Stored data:
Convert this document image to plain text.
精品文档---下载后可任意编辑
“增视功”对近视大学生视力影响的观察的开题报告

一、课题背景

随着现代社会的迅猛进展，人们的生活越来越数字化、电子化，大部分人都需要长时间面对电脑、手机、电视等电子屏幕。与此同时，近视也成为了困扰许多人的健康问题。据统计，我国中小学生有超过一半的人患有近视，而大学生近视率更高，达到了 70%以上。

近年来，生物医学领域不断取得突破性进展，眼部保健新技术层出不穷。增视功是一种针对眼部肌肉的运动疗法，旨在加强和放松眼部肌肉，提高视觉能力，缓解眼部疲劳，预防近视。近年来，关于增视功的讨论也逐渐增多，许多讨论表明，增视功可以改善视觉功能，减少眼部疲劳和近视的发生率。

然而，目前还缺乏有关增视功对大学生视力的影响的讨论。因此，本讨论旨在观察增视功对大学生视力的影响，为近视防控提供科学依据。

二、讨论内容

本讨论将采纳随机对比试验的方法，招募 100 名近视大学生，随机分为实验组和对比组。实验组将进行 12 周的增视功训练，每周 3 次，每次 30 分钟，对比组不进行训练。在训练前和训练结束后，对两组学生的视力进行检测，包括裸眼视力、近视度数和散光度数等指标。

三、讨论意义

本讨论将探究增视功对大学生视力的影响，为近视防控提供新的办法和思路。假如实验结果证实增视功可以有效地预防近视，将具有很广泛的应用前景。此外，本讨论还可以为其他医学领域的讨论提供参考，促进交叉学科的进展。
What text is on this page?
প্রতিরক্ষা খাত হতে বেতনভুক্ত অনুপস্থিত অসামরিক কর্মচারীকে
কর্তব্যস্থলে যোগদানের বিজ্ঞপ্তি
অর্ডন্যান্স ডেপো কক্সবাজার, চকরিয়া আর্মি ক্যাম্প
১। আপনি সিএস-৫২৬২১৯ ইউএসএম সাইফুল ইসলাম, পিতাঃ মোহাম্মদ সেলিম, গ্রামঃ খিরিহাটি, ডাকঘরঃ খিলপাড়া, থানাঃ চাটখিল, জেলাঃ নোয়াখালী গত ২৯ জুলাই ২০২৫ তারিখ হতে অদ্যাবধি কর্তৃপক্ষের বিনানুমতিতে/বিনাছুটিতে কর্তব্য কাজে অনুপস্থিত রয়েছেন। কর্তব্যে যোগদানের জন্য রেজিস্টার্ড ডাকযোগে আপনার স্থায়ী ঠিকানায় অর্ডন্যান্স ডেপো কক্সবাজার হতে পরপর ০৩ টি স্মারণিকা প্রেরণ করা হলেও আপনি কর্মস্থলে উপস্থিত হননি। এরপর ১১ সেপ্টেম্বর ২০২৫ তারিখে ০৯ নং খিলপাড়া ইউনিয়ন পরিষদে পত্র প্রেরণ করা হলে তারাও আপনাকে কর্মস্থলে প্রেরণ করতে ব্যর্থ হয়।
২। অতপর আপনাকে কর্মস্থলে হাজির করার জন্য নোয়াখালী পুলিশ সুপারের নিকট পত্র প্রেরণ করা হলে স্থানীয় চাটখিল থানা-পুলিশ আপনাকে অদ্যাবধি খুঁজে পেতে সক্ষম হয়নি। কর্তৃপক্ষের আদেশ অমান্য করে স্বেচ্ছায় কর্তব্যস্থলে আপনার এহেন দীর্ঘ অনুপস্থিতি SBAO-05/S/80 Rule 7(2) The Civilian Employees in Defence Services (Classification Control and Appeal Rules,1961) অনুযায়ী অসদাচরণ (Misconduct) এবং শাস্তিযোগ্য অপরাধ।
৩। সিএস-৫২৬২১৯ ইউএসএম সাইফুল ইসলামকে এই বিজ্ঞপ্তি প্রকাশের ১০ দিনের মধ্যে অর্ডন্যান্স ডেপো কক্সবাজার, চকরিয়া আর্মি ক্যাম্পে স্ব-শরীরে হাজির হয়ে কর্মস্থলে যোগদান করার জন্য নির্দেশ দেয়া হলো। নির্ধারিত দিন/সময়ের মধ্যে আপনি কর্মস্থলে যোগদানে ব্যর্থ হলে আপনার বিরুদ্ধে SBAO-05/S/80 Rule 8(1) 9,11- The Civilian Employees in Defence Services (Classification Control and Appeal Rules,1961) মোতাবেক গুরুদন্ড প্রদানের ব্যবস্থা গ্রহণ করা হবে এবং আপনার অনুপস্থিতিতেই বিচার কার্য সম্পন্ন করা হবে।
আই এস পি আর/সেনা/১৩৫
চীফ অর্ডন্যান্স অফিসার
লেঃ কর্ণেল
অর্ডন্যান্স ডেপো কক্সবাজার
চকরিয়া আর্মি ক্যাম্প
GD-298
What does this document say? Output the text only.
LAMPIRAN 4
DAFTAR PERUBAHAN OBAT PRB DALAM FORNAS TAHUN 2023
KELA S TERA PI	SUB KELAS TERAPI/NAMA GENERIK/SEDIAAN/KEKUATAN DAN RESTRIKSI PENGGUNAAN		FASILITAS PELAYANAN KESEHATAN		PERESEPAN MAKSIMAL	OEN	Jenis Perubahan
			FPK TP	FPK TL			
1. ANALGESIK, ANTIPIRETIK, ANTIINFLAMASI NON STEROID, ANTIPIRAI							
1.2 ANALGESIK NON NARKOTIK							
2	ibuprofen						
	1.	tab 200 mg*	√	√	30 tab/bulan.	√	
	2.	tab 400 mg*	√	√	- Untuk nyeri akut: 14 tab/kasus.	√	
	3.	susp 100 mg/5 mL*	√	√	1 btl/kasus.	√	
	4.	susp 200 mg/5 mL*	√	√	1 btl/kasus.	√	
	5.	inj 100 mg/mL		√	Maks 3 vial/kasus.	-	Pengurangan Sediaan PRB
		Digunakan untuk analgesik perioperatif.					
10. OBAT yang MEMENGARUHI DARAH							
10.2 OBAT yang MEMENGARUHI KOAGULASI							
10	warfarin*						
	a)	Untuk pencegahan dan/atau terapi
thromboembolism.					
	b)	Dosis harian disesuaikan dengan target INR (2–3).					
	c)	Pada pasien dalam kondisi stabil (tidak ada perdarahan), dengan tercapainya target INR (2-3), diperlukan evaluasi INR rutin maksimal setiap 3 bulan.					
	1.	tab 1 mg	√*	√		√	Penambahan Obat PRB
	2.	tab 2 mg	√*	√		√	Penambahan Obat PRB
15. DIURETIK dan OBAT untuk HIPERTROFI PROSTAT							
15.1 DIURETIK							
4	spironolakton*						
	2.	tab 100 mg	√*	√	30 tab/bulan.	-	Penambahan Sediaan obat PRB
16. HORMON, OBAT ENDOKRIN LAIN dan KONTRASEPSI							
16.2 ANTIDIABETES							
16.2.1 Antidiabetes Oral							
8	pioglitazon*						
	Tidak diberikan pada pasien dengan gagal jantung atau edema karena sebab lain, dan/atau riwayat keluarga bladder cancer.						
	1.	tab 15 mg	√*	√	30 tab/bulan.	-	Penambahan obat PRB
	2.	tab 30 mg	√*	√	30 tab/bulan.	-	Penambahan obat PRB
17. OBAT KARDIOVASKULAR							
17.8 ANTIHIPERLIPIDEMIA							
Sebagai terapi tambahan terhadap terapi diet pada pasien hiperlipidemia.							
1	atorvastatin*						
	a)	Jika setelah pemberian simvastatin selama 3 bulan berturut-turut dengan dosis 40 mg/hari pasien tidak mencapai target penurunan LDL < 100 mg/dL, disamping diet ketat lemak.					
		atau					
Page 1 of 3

EXERCISE: Every record above should be copied exactly.

SOLVED EXERCISE:
Convert this document image to plain text.
精品文档---下载后可任意编辑
“增视功”对近视大学生视力影响的观察的开题报告

一、课题背景

随着现代社会的迅猛进展，人们的生活越来越数字化、电子化，大部分人都需要长时间面对电脑、手机、电视等电子屏幕。与此同时，近视也成为了困扰许多人的健康问题。据统计，我国中小学生有超过一半的人患有近视，而大学生近视率更高，达到了 70%以上。

近年来，生物医学领域不断取得突破性进展，眼部保健新技术层出不穷。增视功是一种针对眼部肌肉的运动疗法，旨在加强和放松眼部肌肉，提高视觉能力，缓解眼部疲劳，预防近视。近年来，关于增视功的讨论也逐渐增多，许多讨论表明，增视功可以改善视觉功能，减少眼部疲劳和近视的发生率。

然而，目前还缺乏有关增视功对大学生视力的影响的讨论。因此，本讨论旨在观察增视功对大学生视力的影响，为近视防控提供科学依据。

二、讨论内容

本讨论将采纳随机对比试验的方法，招募 100 名近视大学生，随机分为实验组和对比组。实验组将进行 12 周的增视功训练，每周 3 次，每次 30 分钟，对比组不进行训练。在训练前和训练结束后，对两组学生的视力进行检测，包括裸眼视力、近视度数和散光度数等指标。

三、讨论意义

本讨论将探究增视功对大学生视力的影响，为近视防控提供新的办法和思路。假如实验结果证实增视功可以有效地预防近视，将具有很广泛的应用前景。此外，本讨论还可以为其他医学领域的讨论提供参考，促进交叉学科的进展。
What text is on this page?
প্রতিরক্ষা খাত হতে বেতনভুক্ত অনুপস্থিত অসামরিক কর্মচারীকে
কর্তব্যস্থলে যোগদানের বিজ্ঞপ্তি
অর্ডন্যান্স ডেপো কক্সবাজার, চকরিয়া আর্মি ক্যাম্প
১। আপনি সিএস-৫২৬২১৯ ইউএসএম সাইফুল ইসলাম, পিতাঃ মোহাম্মদ সেলিম, গ্রামঃ খিরিহাটি, ডাকঘরঃ খিলপাড়া, থানাঃ চাটখিল, জেলাঃ নোয়াখালী গত ২৯ জুলাই ২০২৫ তারিখ হতে অদ্যাবধি কর্তৃপক্ষের বিনানুমতিতে/বিনাছুটিতে কর্তব্য কাজে অনুপস্থিত রয়েছেন। কর্তব্যে যোগদানের জন্য রেজিস্টার্ড ডাকযোগে আপনার স্থায়ী ঠিকানায় অর্ডন্যান্স ডেপো কক্সবাজার হতে পরপর ০৩ টি স্মারণিকা প্রেরণ করা হলেও আপনি কর্মস্থলে উপস্থিত হননি। এরপর ১১ সেপ্টেম্বর ২০২৫ তারিখে ০৯ নং খিলপাড়া ইউনিয়ন পরিষদে পত্র প্রেরণ করা হলে তারাও আপনাকে কর্মস্থলে প্রেরণ করতে ব্যর্থ হয়।
২। অতপর আপনাকে কর্মস্থলে হাজির করার জন্য নোয়াখালী পুলিশ সুপারের নিকট পত্র প্রেরণ করা হলে স্থানীয় চাটখিল থানা-পুলিশ আপনাকে অদ্যাবধি খুঁজে পেতে সক্ষম হয়নি। কর্তৃপক্ষের আদেশ অমান্য করে স্বেচ্ছায় কর্তব্যস্থলে আপনার এহেন দীর্ঘ অনুপস্থিতি SBAO-05/S/80 Rule 7(2) The Civilian Employees in Defence Services (Classification Control and Appeal Rules,1961) অনুযায়ী অসদাচরণ (Misconduct) এবং শাস্তিযোগ্য অপরাধ।
৩। সিএস-৫২৬২১৯ ইউএসএম সাইফুল ইসলামকে এই বিজ্ঞপ্তি প্রকাশের ১০ দিনের মধ্যে অর্ডন্যান্স ডেপো কক্সবাজার, চকরিয়া আর্মি ক্যাম্পে স্ব-শরীরে হাজির হয়ে কর্মস্থলে যোগদান করার জন্য নির্দেশ দেয়া হলো। নির্ধারিত দিন/সময়ের মধ্যে আপনি কর্মস্থলে যোগদানে ব্যর্থ হলে আপনার বিরুদ্ধে SBAO-05/S/80 Rule 8(1) 9,11- The Civilian Employees in Defence Services (Classification Control and Appeal Rules,1961) মোতাবেক গুরুদন্ড প্রদানের ব্যবস্থা গ্রহণ করা হবে এবং আপনার অনুপস্থিতিতেই বিচার কার্য সম্পন্ন করা হবে।
আই এস পি আর/সেনা/১৩৫
চীফ অর্ডন্যান্স অফিসার
লেঃ কর্ণেল
অর্ডন্যান্স ডেপো কক্সবাজার
চকরিয়া আর্মি ক্যাম্প
GD-298
What does this document say? Output the text only.
LAMPIRAN 4
DAFTAR PERUBAHAN OBAT PRB DALAM FORNAS TAHUN 2023
KELA S TERA PI	SUB KELAS TERAPI/NAMA GENERIK/SEDIAAN/KEKUATAN DAN RESTRIKSI PENGGUNAAN		FASILITAS PELAYANAN KESEHATAN		PERESEPAN MAKSIMAL	OEN	Jenis Perubahan
			FPK TP	FPK TL			
1. ANALGESIK, ANTIPIRETIK, ANTIINFLAMASI NON STEROID, ANTIPIRAI							
1.2 ANALGESIK NON NARKOTIK							
2	ibuprofen						
	1.	tab 200 mg*	√	√	30 tab/bulan.	√	
	2.	tab 400 mg*	√	√	- Untuk nyeri akut: 14 tab/kasus.	√	
	3.	susp 100 mg/5 mL*	√	√	1 btl/kasus.	√	
	4.	susp 200 mg/5 mL*	√	√	1 btl/kasus.	√	
	5.	inj 100 mg/mL		√	Maks 3 vial/kasus.	-	Pengurangan Sediaan PRB
		Digunakan untuk analgesik perioperatif.					
10. OBAT yang MEMENGARUHI DARAH							
10.2 OBAT yang MEMENGARUHI KOAGULASI							
10	warfarin*						
	a)	Untuk pencegahan dan/atau terapi
thromboembolism.					
	b)	Dosis harian disesuaikan dengan target INR (2–3).					
	c)	Pada pasien dalam kondisi stabil (tidak ada perdarahan), dengan tercapainya target INR (2-3), diperlukan evaluasi INR rutin maksimal setiap 3 bulan.					
	1.	tab 1 mg	√*	√		√	Penambahan Obat PRB
	2.	tab 2 mg	√*	√		√	Penambahan Obat PRB
15. DIURETIK dan OBAT untuk HIPERTROFI PROSTAT							
15.1 DIURETIK							
4	spironolakton*						
	2.	tab 100 mg	√*	√	30 tab/bulan.	-	Penambahan Sediaan obat PRB
16. HORMON, OBAT ENDOKRIN LAIN dan KONTRASEPSI							
16.2 ANTIDIABETES							
16.2.1 Antidiabetes Oral							
8	pioglitazon*						
	Tidak diberikan pada pasien dengan gagal jantung atau edema karena sebab lain, dan/atau riwayat keluarga bladder cancer.						
	1.	tab 15 mg	√*	√	30 tab/bulan.	-	Penambahan obat PRB
	2.	tab 30 mg	√*	√	30 tab/bulan.	-	Penambahan obat PRB
17. OBAT KARDIOVASKULAR							
17.8 ANTIHIPERLIPIDEMIA							
Sebagai terapi tambahan terhadap terapi diet pada pasien hiperlipidemia.							
1	atorvastatin*						
	a)	Jika setelah pemberian simvastatin selama 3 bulan berturut-turut dengan dosis 40 mg/hari pasien tidak mencapai target penurunan LDL < 100 mg/dL, disamping diet ketat lemak.					
		atau					
Page 1 of 3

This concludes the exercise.